## What you have to do
Turn the stretch of the material from the line containing "cnnic-watermark: CNNIC bbox=[6, 123, 34, 199]" through the line containing "figure-label: 图 3 bbox=[243, 377, 277, 396]" into a numbered list, skipping any blank lines and including nothing outside that stretch.

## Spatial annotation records
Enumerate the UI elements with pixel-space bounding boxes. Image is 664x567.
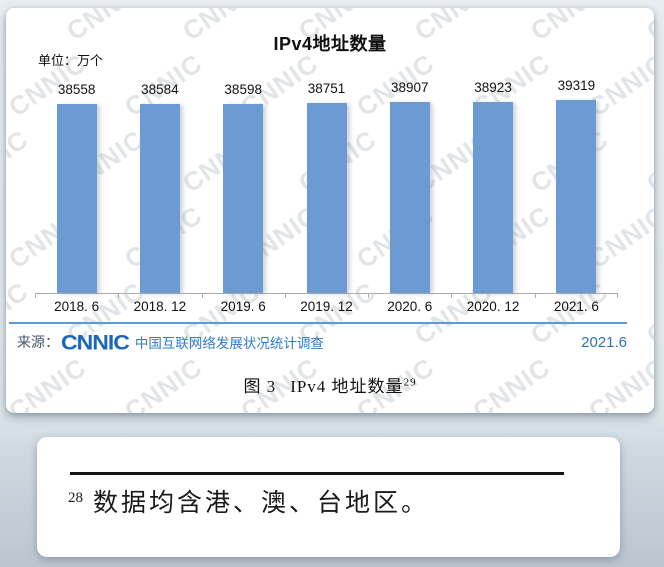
cnnic-watermark: CNNIC bbox=[6, 123, 34, 199]
footnote-number: 28 bbox=[68, 489, 83, 506]
footnote-text: 28 数据均含港、澳、台地区。 bbox=[68, 483, 429, 519]
bar bbox=[56, 104, 97, 293]
bar-value-label: 39319 bbox=[557, 78, 596, 93]
bar bbox=[306, 103, 347, 293]
bar-value-label: 38751 bbox=[307, 81, 346, 96]
axis-tick bbox=[35, 293, 36, 298]
source-row: 来源： CNNIC 中国互联网络发展状况统计调查 2021.6 bbox=[17, 328, 627, 356]
bar bbox=[223, 104, 264, 293]
footnote-panel: 28 数据均含港、澳、台地区。 bbox=[37, 437, 620, 557]
bar-value-label: 38584 bbox=[141, 82, 179, 97]
bar bbox=[139, 104, 180, 293]
x-axis-tick-label: 2020. 6 bbox=[387, 299, 433, 314]
figure-caption: 图 3 IPv4 地址数量29 bbox=[6, 372, 654, 397]
x-axis-tick-label: 2021. 6 bbox=[553, 299, 599, 314]
axis-tick bbox=[451, 293, 453, 298]
footnote-separator bbox=[70, 472, 564, 475]
bar bbox=[473, 102, 514, 293]
axis-tick bbox=[201, 293, 203, 298]
bar-plot: 38558 38584 38598 38751 38907 38923 39319 bbox=[35, 8, 618, 298]
chart-title: IPv4地址数量 bbox=[273, 34, 387, 54]
x-axis-tick-label: 2018. 12 bbox=[133, 299, 187, 314]
axis-tick bbox=[534, 293, 536, 298]
figure-label: 图 3 bbox=[243, 377, 277, 396]
bar bbox=[556, 100, 597, 293]
cnnic-watermark: CNNIC bbox=[641, 275, 654, 351]
bar-value-label: 38923 bbox=[474, 80, 512, 95]
figure-title: IPv4 地址数量 bbox=[290, 377, 404, 396]
caption-footnote-ref: 29 bbox=[403, 376, 417, 389]
source-date: 2021.6 bbox=[581, 333, 627, 351]
chart-panel: CNNIC CNNIC CNNIC CNNIC CNNIC CNNIC CNNIC CNNIC… bbox=[6, 8, 654, 413]
cnnic-logo: CNNIC bbox=[61, 329, 130, 354]
x-axis-labels: 2018. 6 2018. 12 2019. 6 2019. 12 2020. 6 202… bbox=[35, 299, 618, 317]
bar-value-label: 38598 bbox=[224, 82, 262, 97]
x-axis-tick-label: 2019. 6 bbox=[220, 299, 266, 314]
axis-tick bbox=[617, 293, 618, 298]
axis-tick bbox=[284, 293, 286, 298]
source-prefix-label: 来源： bbox=[17, 334, 59, 350]
source-divider bbox=[9, 322, 627, 324]
x-axis-tick-label: 2019. 12 bbox=[300, 299, 353, 314]
unit-label: 单位：万个 bbox=[38, 53, 104, 68]
bar-value-label: 38558 bbox=[57, 82, 96, 97]
axis-tick bbox=[118, 293, 120, 298]
bar bbox=[389, 102, 430, 293]
x-axis-tick-label: 2018. 6 bbox=[54, 299, 100, 314]
x-axis-tick-label: 2020. 12 bbox=[466, 299, 520, 314]
cnnic-watermark: CNNIC bbox=[641, 123, 654, 199]
bar-value-label: 38907 bbox=[391, 80, 429, 95]
source-org-text: 中国互联网络发展状况统计调查 bbox=[134, 336, 324, 351]
footnote-body: 数据均含港、澳、台地区。 bbox=[93, 490, 430, 517]
axis-tick bbox=[368, 293, 370, 298]
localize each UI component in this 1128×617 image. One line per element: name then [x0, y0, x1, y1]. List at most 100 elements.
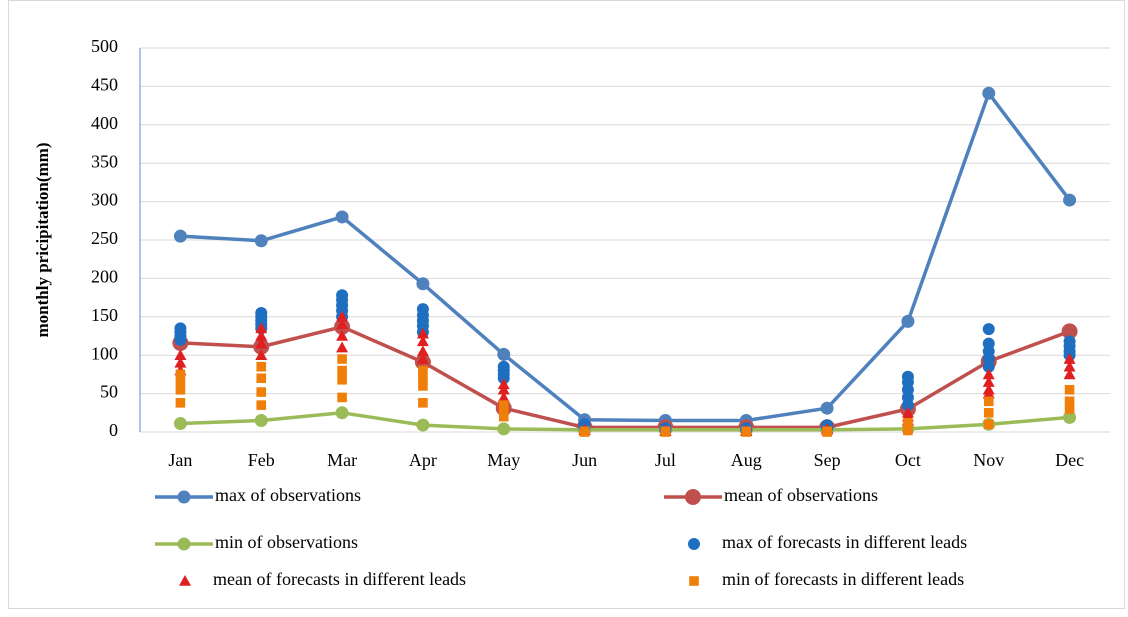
- forecast-point: [175, 377, 186, 387]
- forecast-point: [256, 361, 267, 372]
- forecast-point: [175, 369, 186, 380]
- forecast-point: [903, 417, 913, 428]
- y-axis-label: monthly pricipitation(mm): [33, 142, 52, 337]
- forecast-point: [901, 399, 914, 412]
- data-point: [173, 229, 187, 243]
- x-tick-label: Aug: [731, 450, 762, 470]
- y-tick-label: 50: [100, 382, 118, 402]
- legend-marker: [688, 538, 700, 550]
- forecast-point: [174, 333, 187, 346]
- data-point: [335, 210, 349, 224]
- forecast-point: [497, 391, 510, 403]
- forecast-point: [983, 419, 994, 430]
- forecast-point: [336, 318, 349, 330]
- forecast-point: [1063, 360, 1076, 372]
- forecast-point: [416, 345, 429, 357]
- forecast-point: [498, 400, 509, 410]
- forecast-point: [336, 310, 349, 322]
- forecast-point: [416, 353, 429, 364]
- forecast-point: [337, 365, 347, 376]
- y-tick-label: 200: [91, 267, 118, 287]
- forecast-point: [418, 365, 428, 376]
- data-point: [416, 277, 430, 291]
- forecast-point: [418, 373, 428, 384]
- data-point: [1063, 193, 1077, 207]
- data-point: [173, 417, 187, 431]
- forecast-point: [497, 383, 510, 395]
- data-point: [497, 422, 511, 436]
- y-tick-label: 250: [91, 228, 118, 248]
- forecast-point: [983, 396, 994, 407]
- legend-marker: [177, 490, 191, 504]
- forecast-point: [1064, 404, 1075, 414]
- forecast-point: [337, 392, 347, 403]
- forecast-point: [175, 384, 186, 395]
- forecast-point: [175, 398, 186, 408]
- forecast-point: [174, 349, 187, 360]
- x-tick-label: Dec: [1055, 450, 1084, 470]
- forecast-point: [497, 372, 510, 385]
- forecast-point: [983, 408, 994, 418]
- forecast-point: [418, 398, 428, 408]
- forecast-point: [1063, 368, 1076, 380]
- forecast-point: [822, 427, 832, 437]
- x-tick-label: Jan: [168, 450, 192, 470]
- legend-label: min of observations: [215, 532, 358, 552]
- x-tick-label: May: [487, 450, 520, 470]
- forecast-point: [256, 400, 267, 410]
- forecast-point: [337, 374, 347, 385]
- y-tick-label: 350: [91, 151, 118, 171]
- forecast-point: [1063, 353, 1076, 364]
- chart-frame: [8, 0, 1125, 609]
- y-tick-label: 0: [109, 420, 118, 440]
- forecast-point: [255, 349, 268, 360]
- forecast-point: [660, 427, 671, 437]
- forecast-point: [498, 411, 509, 422]
- forecast-point: [982, 368, 995, 380]
- forecast-point: [1064, 384, 1075, 395]
- series-line: [180, 325, 1071, 430]
- legend-marker: [177, 537, 191, 551]
- x-tick-label: Apr: [409, 450, 437, 470]
- forecast-point: [336, 330, 349, 341]
- data-point: [254, 234, 268, 248]
- x-tick-label: Nov: [973, 450, 1004, 470]
- forecast-point: [337, 354, 347, 364]
- data-point: [1063, 410, 1077, 424]
- legend-label: mean of forecasts in different leads: [213, 569, 466, 589]
- forecast-point: [416, 335, 429, 347]
- forecast-point: [174, 356, 187, 368]
- data-point: [982, 86, 996, 100]
- forecast-point: [1064, 396, 1075, 407]
- forecast-point: [579, 427, 590, 437]
- forecast-point: [418, 381, 428, 391]
- legend-marker: [689, 576, 699, 586]
- y-tick-label: 100: [91, 343, 118, 363]
- forecast-point: [498, 405, 509, 416]
- series-line: [180, 411, 1070, 432]
- forecast-point: [255, 330, 268, 341]
- forecast-point: [416, 327, 429, 339]
- forecast-point: [336, 341, 349, 353]
- x-tick-label: Feb: [248, 450, 275, 470]
- data-point: [254, 413, 268, 427]
- x-tick-label: Jul: [655, 450, 676, 470]
- series-line: [180, 91, 1071, 423]
- forecast-point: [903, 425, 913, 436]
- forecast-point: [982, 376, 995, 387]
- y-tick-label: 500: [91, 36, 118, 56]
- legend-label: min of forecasts in different leads: [722, 569, 964, 589]
- legend-marker: [179, 575, 191, 586]
- forecast-point: [982, 360, 995, 373]
- data-point: [901, 314, 915, 328]
- forecast-point: [741, 427, 752, 437]
- forecast-point: [256, 387, 267, 397]
- data-point: [820, 401, 834, 415]
- data-point: [416, 418, 430, 432]
- y-tick-label: 150: [91, 305, 118, 325]
- legend-marker: [685, 489, 701, 505]
- data-point: [497, 347, 511, 361]
- y-tick-label: 400: [91, 113, 118, 133]
- forecast-point: [982, 387, 995, 399]
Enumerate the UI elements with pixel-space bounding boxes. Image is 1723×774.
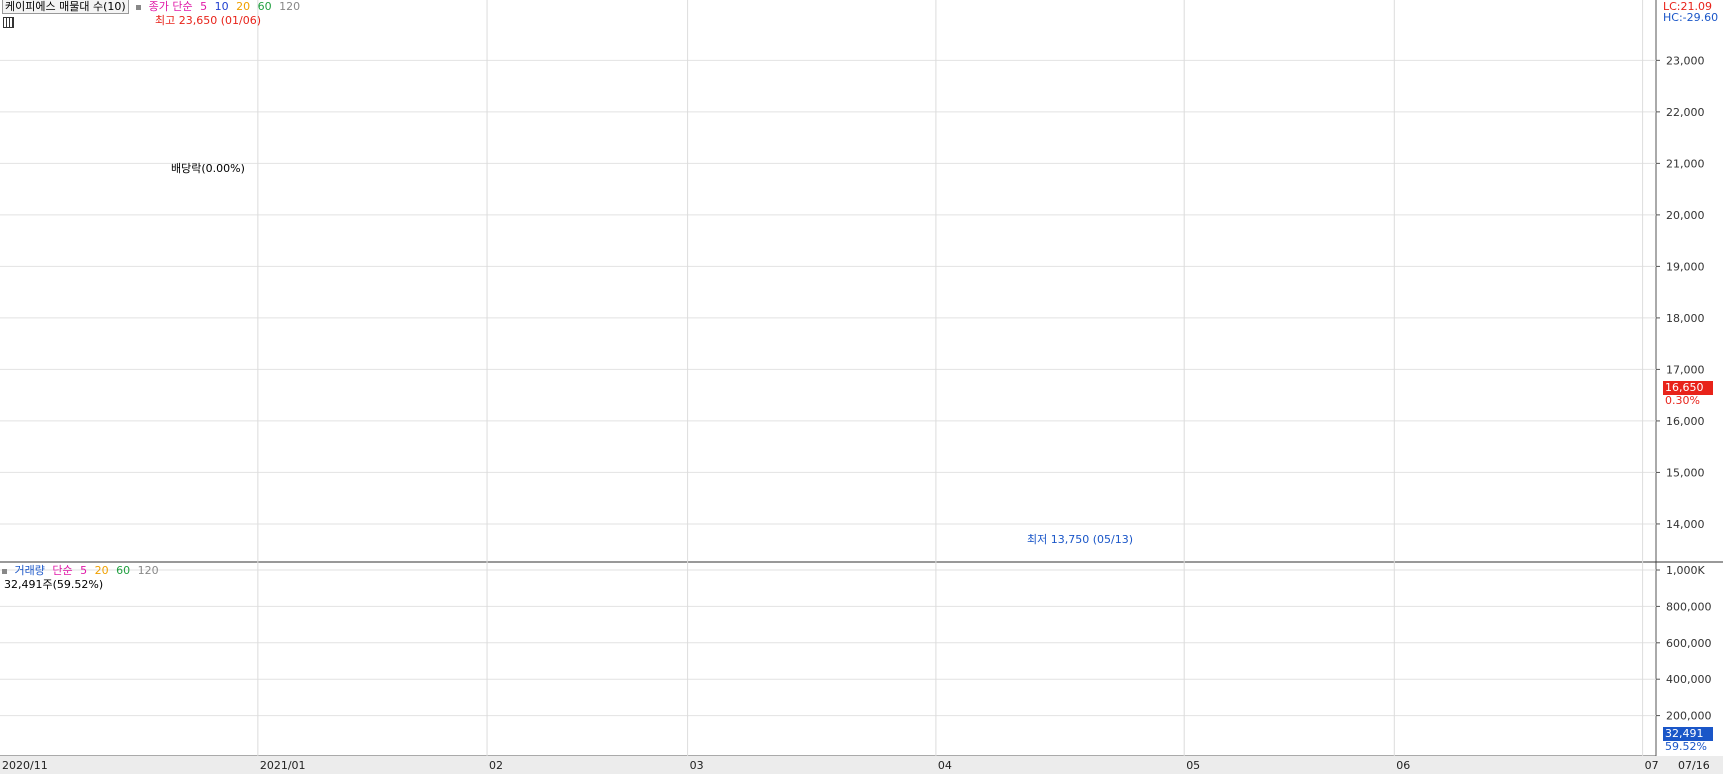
- volume-pct-badge: 59.52%: [1665, 740, 1707, 753]
- date-tick-label: 2021/01: [260, 759, 306, 772]
- price-badge: 16,650: [1663, 381, 1713, 395]
- volume-tick-label: 400,000: [1666, 673, 1712, 686]
- ma-title: 종가 단순: [148, 0, 193, 13]
- low-annotation: 최저 13,750 (05/13): [1027, 533, 1134, 546]
- dividend-annotation: 배당락(0.00%): [171, 162, 245, 175]
- high-annotation: 최고 23,650 (01/06): [155, 14, 262, 27]
- price-tick-label: 20,000: [1666, 209, 1705, 222]
- volume-badge: 32,491: [1663, 727, 1713, 741]
- volume-tick-label: 1,000K: [1666, 564, 1705, 577]
- ma20-label: 20: [236, 0, 251, 13]
- price-tick-label: 21,000: [1666, 157, 1705, 170]
- ma120-label: 120: [279, 0, 301, 13]
- price-tick-label: 22,000: [1666, 106, 1705, 119]
- volume-current: 32,491주(59.52%): [4, 578, 104, 591]
- hc-label: HC:-29.60: [1663, 11, 1719, 24]
- price-tick-label: 18,000: [1666, 312, 1705, 325]
- date-tick-label: 06: [1396, 759, 1410, 772]
- volume-title: 거래량: [14, 564, 45, 577]
- price-tick-label: 17,000: [1666, 363, 1705, 376]
- lc-label: LC:21.09: [1663, 0, 1713, 13]
- ma5-label: 5: [200, 0, 208, 13]
- date-tick-label: 05: [1186, 759, 1200, 772]
- price-tick-label: 14,000: [1666, 518, 1705, 531]
- vol-ma5-label: 5: [80, 564, 88, 577]
- date-tick-label: 07/16: [1678, 759, 1710, 772]
- indicator-box[interactable]: 케이피에스 매물대 수(10): [2, 0, 129, 14]
- ma10-label: 10: [214, 0, 229, 13]
- ma60-label: 60: [257, 0, 272, 13]
- date-tick-label: 2020/11: [2, 759, 48, 772]
- price-legend: 케이피에스 매물대 수(10) 종가 단순 5 10 20 60 120: [2, 0, 304, 14]
- vol-ma120-label: 120: [137, 564, 159, 577]
- vol-ma60-label: 60: [116, 564, 131, 577]
- price-tick-label: 15,000: [1666, 466, 1705, 479]
- volume-tick-label: 800,000: [1666, 600, 1712, 613]
- date-tick-label: 03: [690, 759, 704, 772]
- table-grid-icon[interactable]: [3, 17, 14, 28]
- legend-marker-icon: [136, 4, 142, 10]
- date-tick-label: 04: [938, 759, 952, 772]
- legend-marker-icon: [2, 568, 7, 574]
- price-tick-label: 16,000: [1666, 415, 1705, 428]
- price-tick-label: 23,000: [1666, 54, 1705, 67]
- date-tick-label: 07: [1645, 759, 1659, 772]
- volume-legend: 거래량 단순 5 20 60 120: [2, 564, 163, 577]
- volume-tick-label: 200,000: [1666, 710, 1712, 723]
- vol-ma-title: 단순: [52, 564, 73, 577]
- change-badge: 0.30%: [1665, 394, 1700, 407]
- date-axis-bg: [0, 756, 1723, 774]
- volume-tick-label: 600,000: [1666, 637, 1712, 650]
- date-tick-label: 02: [489, 759, 503, 772]
- price-tick-label: 19,000: [1666, 260, 1705, 273]
- vol-ma20-label: 20: [94, 564, 109, 577]
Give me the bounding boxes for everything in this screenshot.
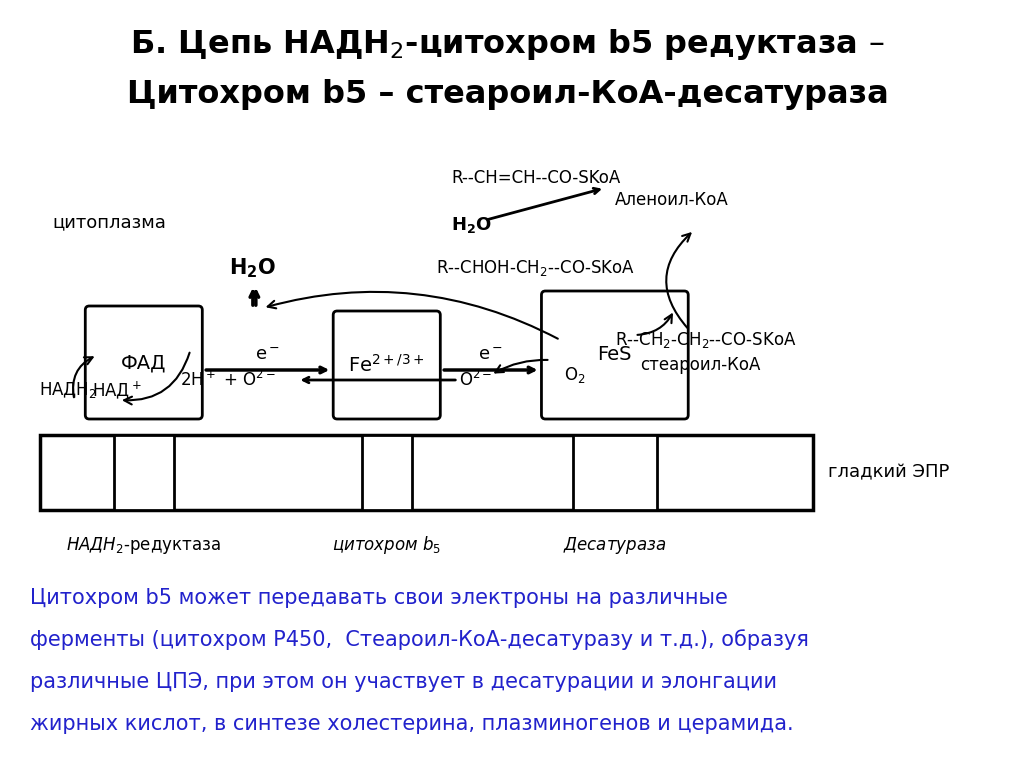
Text: жирных кислот, в синтезе холестерина, плазминогенов и церамида.: жирных кислот, в синтезе холестерина, пл…	[30, 714, 794, 734]
Text: R--CH$_2$-CH$_2$--CO-SKoA: R--CH$_2$-CH$_2$--CO-SKoA	[614, 330, 797, 350]
Text: $\it{Десатураза}$: $\it{Десатураза}$	[563, 535, 667, 555]
Text: $\it{цитохром}$ $\it{b_5}$: $\it{цитохром}$ $\it{b_5}$	[332, 534, 441, 556]
Text: различные ЦПЭ, при этом он участвует в десатурации и элонгации: различные ЦПЭ, при этом он участвует в д…	[30, 672, 777, 692]
FancyArrowPatch shape	[496, 360, 548, 372]
Bar	[114, 435, 173, 510]
FancyArrowPatch shape	[638, 314, 672, 335]
Bar	[40, 435, 813, 510]
Text: O$_2$: O$_2$	[564, 365, 586, 385]
Text: ферменты (цитохром Р450,  Стеароил-КоА-десатуразу и т.д.), образуя: ферменты (цитохром Р450, Стеароил-КоА-де…	[30, 630, 809, 650]
Text: O$^{2-}$: O$^{2-}$	[460, 370, 493, 390]
Text: e$^-$: e$^-$	[255, 346, 281, 364]
Text: стеароил-КоА: стеароил-КоА	[640, 356, 760, 374]
Text: Цитохром b5 – стеароил-КоА-десатураза: Цитохром b5 – стеароил-КоА-десатураза	[127, 80, 889, 111]
Bar	[572, 435, 657, 510]
FancyArrowPatch shape	[124, 353, 189, 405]
Bar	[361, 435, 412, 510]
Text: ФАД: ФАД	[121, 353, 167, 372]
FancyBboxPatch shape	[333, 311, 440, 419]
Text: цитоплазма: цитоплазма	[52, 213, 166, 231]
Text: e$^-$: e$^-$	[478, 346, 504, 364]
Text: Fe$^{2+/3+}$: Fe$^{2+/3+}$	[348, 354, 425, 376]
Text: Цитохром b5 может передавать свои электроны на различные: Цитохром b5 может передавать свои электр…	[30, 588, 728, 608]
Text: НАДН$_2$: НАДН$_2$	[39, 380, 96, 400]
FancyArrowPatch shape	[267, 292, 558, 339]
Text: R--CH=CH--CO-SKoA: R--CH=CH--CO-SKoA	[452, 169, 621, 187]
Text: $\it{НАДН_2}$-редуктаза: $\it{НАДН_2}$-редуктаза	[67, 535, 221, 555]
Text: гладкий ЭПР: гладкий ЭПР	[828, 463, 949, 481]
FancyBboxPatch shape	[542, 291, 688, 419]
Text: Аленоил-КоА: Аленоил-КоА	[614, 191, 729, 209]
Text: FeS: FeS	[598, 346, 632, 365]
FancyBboxPatch shape	[85, 306, 203, 419]
FancyArrowPatch shape	[667, 233, 690, 328]
Text: 2H$^+$ + O$^{2-}$: 2H$^+$ + O$^{2-}$	[180, 370, 276, 390]
Text: Б. Цепь НАДН$_2$-цитохром b5 редуктаза –: Б. Цепь НАДН$_2$-цитохром b5 редуктаза –	[130, 28, 885, 62]
Text: $\bf{H_2O}$: $\bf{H_2O}$	[452, 215, 493, 235]
Text: $\bf{H_2O}$: $\bf{H_2O}$	[229, 257, 276, 280]
Text: НАД$^+$: НАД$^+$	[92, 379, 142, 401]
Text: R--CHOH-CH$_2$--CO-SKoA: R--CHOH-CH$_2$--CO-SKoA	[436, 258, 635, 278]
FancyArrowPatch shape	[73, 357, 92, 397]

## Solution below
1. cnnic-watermark: CNNIC bbox=[6, 123, 34, 199]
2. footnote-number: 28 bbox=[68, 489, 83, 506]
3. footnote-text: 28 数据均含港、澳、台地区。 bbox=[68, 483, 429, 519]
4. bar bbox=[56, 104, 97, 293]
5. bar-value-label: 39319 bbox=[557, 78, 596, 93]
6. bar bbox=[306, 103, 347, 293]
7. bar-value-label: 38751 bbox=[307, 81, 346, 96]
8. axis-tick bbox=[35, 293, 36, 298]
9. source-row: 来源： CNNIC 中国互联网络发展状况统计调查 2021.6 bbox=[17, 328, 627, 356]
10. bar bbox=[223, 104, 264, 293]
11. footnote-panel: 28 数据均含港、澳、台地区。 bbox=[37, 437, 620, 557]
12. bar-value-label: 38584 bbox=[141, 82, 179, 97]
13. bar bbox=[139, 104, 180, 293]
14. x-axis-tick-label: 2020. 6 bbox=[387, 299, 433, 314]
15. figure-caption: 图 3 IPv4 地址数量29 bbox=[6, 372, 654, 397]
16. x-axis-tick-label: 2021. 6 bbox=[553, 299, 599, 314]
17. axis-tick bbox=[451, 293, 453, 298]
18. footnote-separator bbox=[70, 472, 564, 475]
19. bar bbox=[473, 102, 514, 293]
20. axis-tick bbox=[201, 293, 203, 298]
21. bar-plot: 38558 38584 38598 38751 38907 38923 39319 bbox=[35, 8, 618, 298]
22. chart-title: IPv4地址数量 bbox=[273, 34, 387, 54]
23. x-axis-tick-label: 2018. 12 bbox=[133, 299, 187, 314]
24. axis-tick bbox=[534, 293, 536, 298]
25. figure-label: 图 3 bbox=[243, 377, 277, 396]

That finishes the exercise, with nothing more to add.